▶ _Task goal_: Sort through the entries below and pull out lines containing the word "preocupación".

▶ _Dataset records_:
-*-*-

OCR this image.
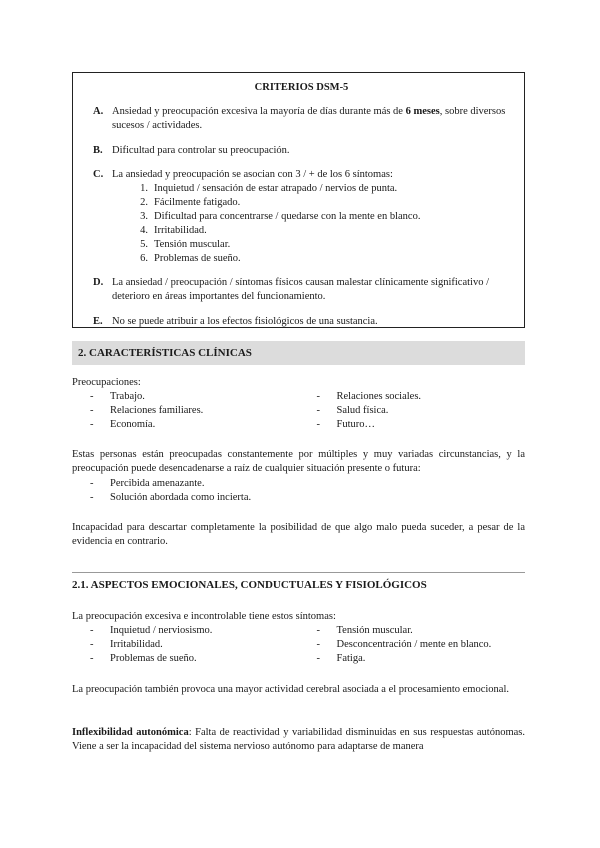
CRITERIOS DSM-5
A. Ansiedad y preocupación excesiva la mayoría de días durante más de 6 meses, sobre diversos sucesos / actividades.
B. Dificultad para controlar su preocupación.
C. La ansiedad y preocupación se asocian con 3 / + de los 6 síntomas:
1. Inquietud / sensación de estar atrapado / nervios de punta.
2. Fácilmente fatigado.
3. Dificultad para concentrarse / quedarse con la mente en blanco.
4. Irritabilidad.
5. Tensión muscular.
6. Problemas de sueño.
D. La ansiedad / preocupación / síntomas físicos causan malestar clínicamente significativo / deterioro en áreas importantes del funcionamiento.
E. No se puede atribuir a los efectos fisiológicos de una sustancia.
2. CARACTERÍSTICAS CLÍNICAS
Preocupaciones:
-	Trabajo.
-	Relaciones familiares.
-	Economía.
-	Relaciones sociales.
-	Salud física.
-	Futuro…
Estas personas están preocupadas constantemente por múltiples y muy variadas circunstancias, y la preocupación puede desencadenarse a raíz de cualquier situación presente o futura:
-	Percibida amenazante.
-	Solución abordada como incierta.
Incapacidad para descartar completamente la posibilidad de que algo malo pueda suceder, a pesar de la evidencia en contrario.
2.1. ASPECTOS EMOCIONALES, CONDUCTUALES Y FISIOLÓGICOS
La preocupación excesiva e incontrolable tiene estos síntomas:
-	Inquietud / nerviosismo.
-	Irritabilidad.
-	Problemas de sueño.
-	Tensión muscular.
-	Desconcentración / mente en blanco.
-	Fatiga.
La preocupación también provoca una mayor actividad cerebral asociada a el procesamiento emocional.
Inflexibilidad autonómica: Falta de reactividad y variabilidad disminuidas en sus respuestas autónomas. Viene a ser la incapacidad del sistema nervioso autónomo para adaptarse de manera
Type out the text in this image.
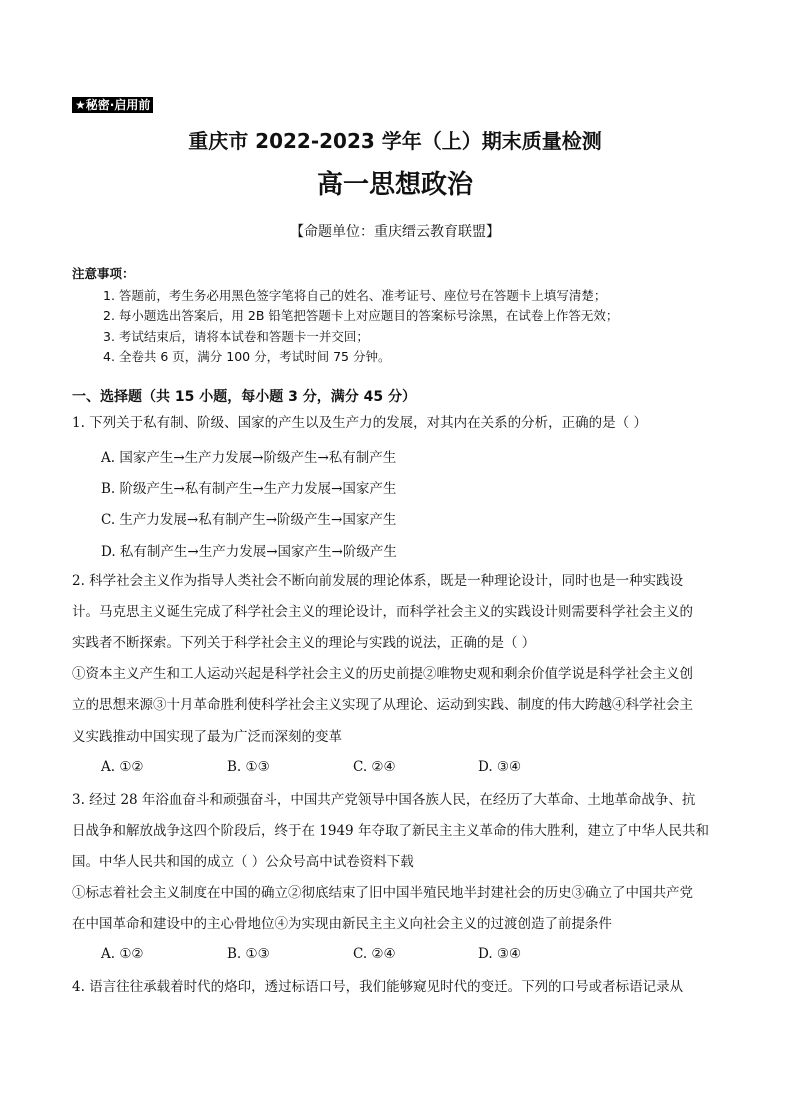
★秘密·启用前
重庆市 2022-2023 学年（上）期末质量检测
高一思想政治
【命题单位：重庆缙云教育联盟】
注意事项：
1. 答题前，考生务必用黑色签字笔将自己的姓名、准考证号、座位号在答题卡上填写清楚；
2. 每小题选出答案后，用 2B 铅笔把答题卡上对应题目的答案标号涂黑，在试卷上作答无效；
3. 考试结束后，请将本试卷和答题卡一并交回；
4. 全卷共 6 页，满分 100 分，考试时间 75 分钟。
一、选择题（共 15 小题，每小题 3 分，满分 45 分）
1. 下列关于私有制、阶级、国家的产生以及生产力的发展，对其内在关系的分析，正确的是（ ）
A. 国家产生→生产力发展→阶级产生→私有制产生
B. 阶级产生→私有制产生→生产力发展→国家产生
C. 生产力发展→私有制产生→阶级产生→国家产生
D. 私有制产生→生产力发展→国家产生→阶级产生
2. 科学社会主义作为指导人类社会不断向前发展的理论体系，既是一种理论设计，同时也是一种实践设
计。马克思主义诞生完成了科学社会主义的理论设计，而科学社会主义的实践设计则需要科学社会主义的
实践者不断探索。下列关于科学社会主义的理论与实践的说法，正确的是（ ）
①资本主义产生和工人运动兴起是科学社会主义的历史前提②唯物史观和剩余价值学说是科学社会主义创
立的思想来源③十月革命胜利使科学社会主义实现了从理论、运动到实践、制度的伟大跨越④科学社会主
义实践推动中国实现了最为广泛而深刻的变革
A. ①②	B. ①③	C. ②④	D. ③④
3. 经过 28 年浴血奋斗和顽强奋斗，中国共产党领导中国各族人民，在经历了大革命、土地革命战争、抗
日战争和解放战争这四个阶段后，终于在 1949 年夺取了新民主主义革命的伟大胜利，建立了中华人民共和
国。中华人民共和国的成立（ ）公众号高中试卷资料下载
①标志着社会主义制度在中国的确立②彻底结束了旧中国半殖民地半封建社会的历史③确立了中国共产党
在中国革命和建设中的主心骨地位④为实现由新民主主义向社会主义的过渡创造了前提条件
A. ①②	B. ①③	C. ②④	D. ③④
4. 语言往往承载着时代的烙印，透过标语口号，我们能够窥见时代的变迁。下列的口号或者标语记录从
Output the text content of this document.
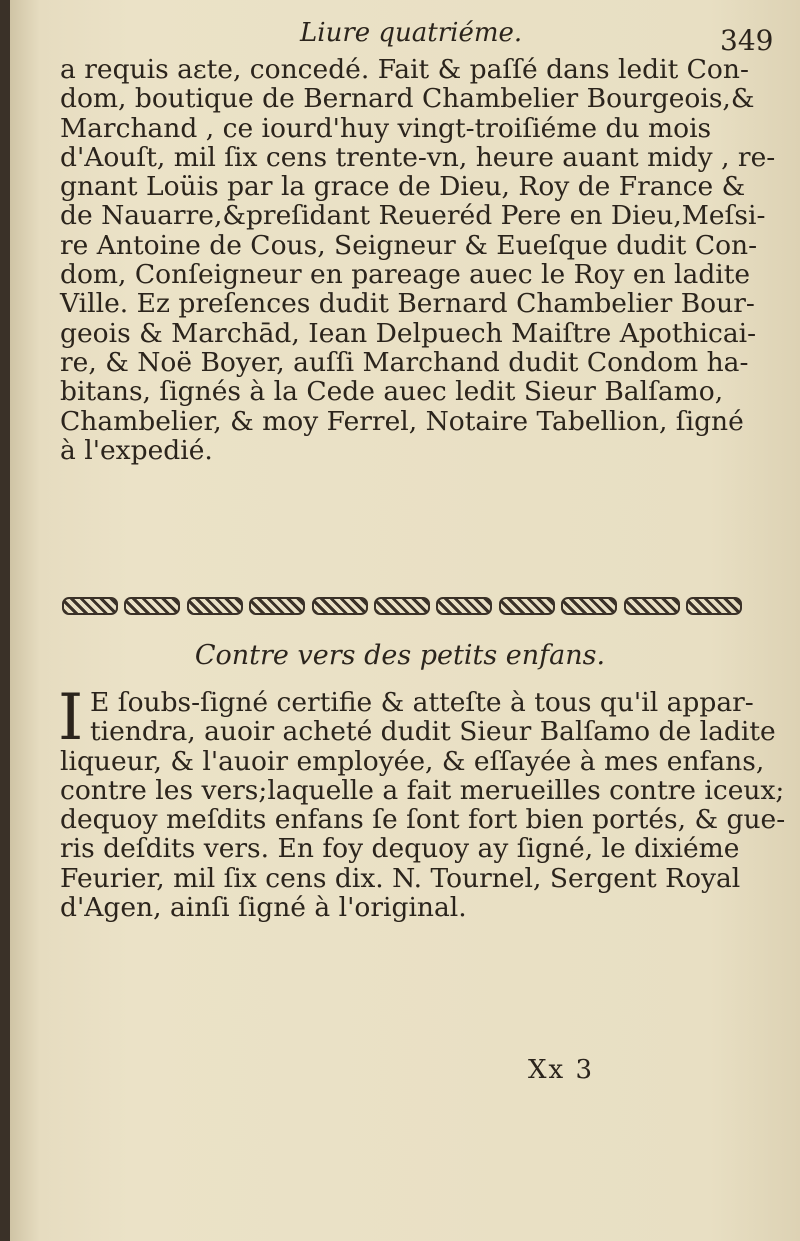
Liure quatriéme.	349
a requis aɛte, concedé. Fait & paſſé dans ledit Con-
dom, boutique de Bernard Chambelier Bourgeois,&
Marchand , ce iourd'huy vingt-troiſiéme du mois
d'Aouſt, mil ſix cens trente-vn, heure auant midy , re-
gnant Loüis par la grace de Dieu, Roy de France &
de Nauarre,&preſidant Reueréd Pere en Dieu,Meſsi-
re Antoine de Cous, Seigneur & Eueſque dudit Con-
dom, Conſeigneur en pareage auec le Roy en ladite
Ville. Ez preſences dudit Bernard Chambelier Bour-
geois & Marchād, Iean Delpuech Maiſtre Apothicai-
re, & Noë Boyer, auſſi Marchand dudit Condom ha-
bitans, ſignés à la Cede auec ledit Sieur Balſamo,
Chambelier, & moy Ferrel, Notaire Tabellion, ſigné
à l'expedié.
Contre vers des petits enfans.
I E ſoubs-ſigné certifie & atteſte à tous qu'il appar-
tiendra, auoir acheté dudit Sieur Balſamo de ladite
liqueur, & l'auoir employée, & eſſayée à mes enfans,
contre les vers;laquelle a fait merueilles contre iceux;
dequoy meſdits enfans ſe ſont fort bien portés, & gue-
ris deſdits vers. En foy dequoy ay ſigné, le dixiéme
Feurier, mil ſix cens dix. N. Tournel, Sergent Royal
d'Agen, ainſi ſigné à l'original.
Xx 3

-*-*-

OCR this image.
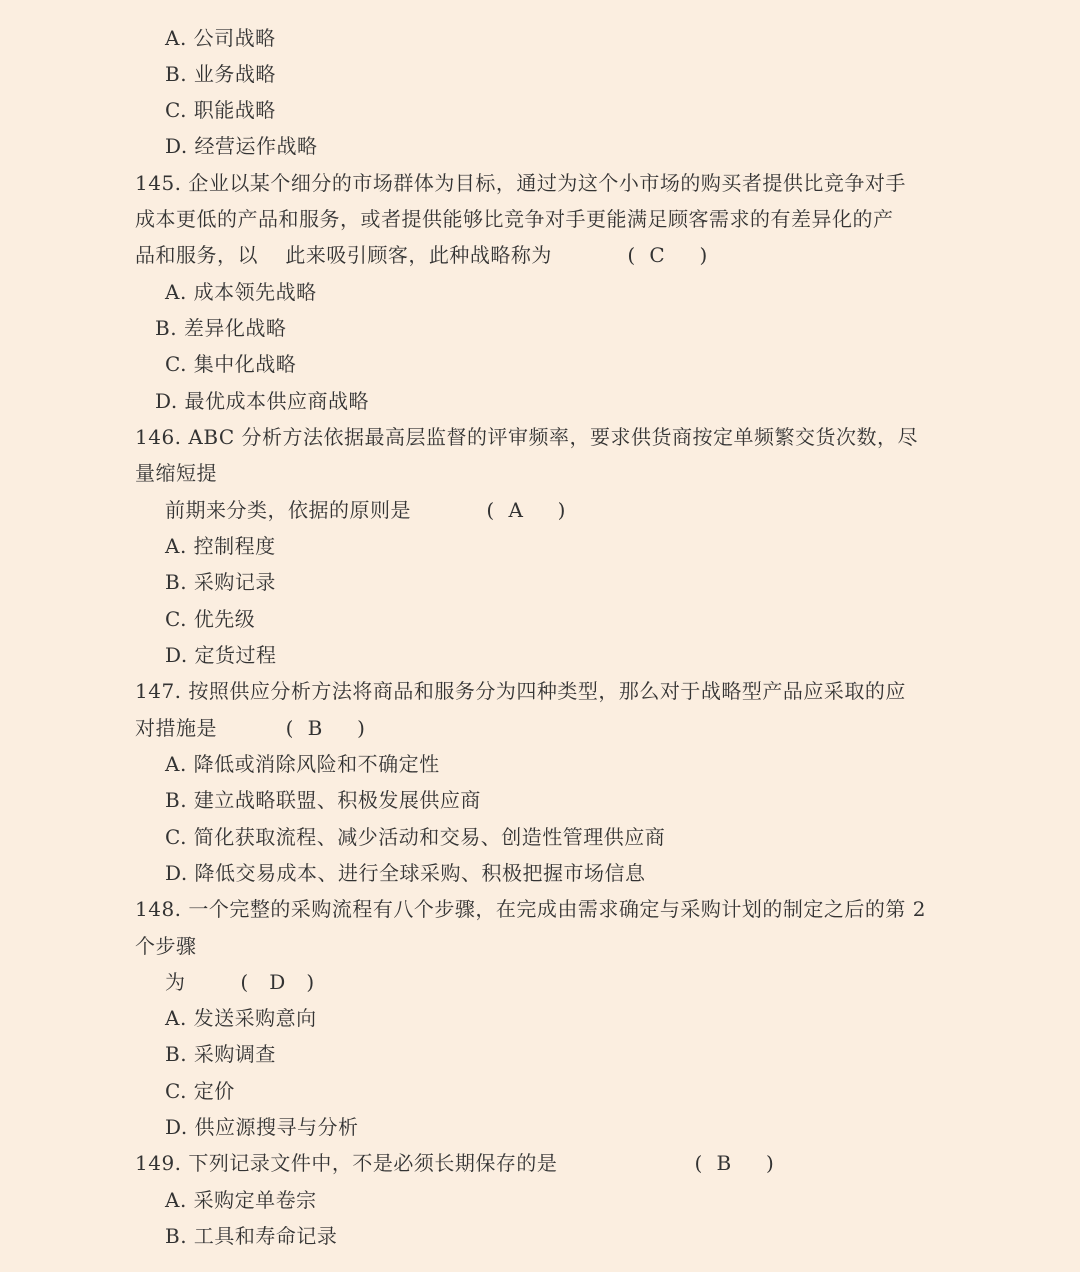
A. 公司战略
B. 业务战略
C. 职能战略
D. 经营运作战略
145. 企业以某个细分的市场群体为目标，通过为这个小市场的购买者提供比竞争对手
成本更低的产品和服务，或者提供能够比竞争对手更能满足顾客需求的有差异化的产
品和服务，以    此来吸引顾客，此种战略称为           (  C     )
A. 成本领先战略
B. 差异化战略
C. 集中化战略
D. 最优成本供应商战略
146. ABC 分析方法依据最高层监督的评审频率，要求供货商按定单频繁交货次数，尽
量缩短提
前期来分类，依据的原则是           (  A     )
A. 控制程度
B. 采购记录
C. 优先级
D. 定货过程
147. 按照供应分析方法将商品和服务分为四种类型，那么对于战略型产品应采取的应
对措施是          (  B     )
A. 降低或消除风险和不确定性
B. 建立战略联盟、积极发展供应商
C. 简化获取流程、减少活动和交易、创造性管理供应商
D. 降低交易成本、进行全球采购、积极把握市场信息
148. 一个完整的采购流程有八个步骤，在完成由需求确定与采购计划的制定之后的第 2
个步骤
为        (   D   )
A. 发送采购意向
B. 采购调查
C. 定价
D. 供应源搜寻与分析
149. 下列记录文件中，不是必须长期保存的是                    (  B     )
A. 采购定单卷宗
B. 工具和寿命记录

-*-*-

▶ _Result_:
A. Ansiedad y preocupación excesiva la mayoría de días durante más de 6 meses, sobre diversos sucesos / actividades.
B. Dificultad para controlar su preocupación.
C. La ansiedad y preocupación se asocian con 3 / + de los 6 síntomas:
D. La ansiedad / preocupación / síntomas físicos causan malestar clínicamente significativo / deterioro en áreas importantes del funcionamiento.
Estas personas están preocupadas constantemente por múltiples y muy variadas circunstancias, y la preocupación puede desencadenarse a raíz de cualquier situación presente o futura:
La preocupación excesiva e incontrolable tiene estos síntomas:
La preocupación también provoca una mayor actividad cerebral asociada a el procesamiento emocional.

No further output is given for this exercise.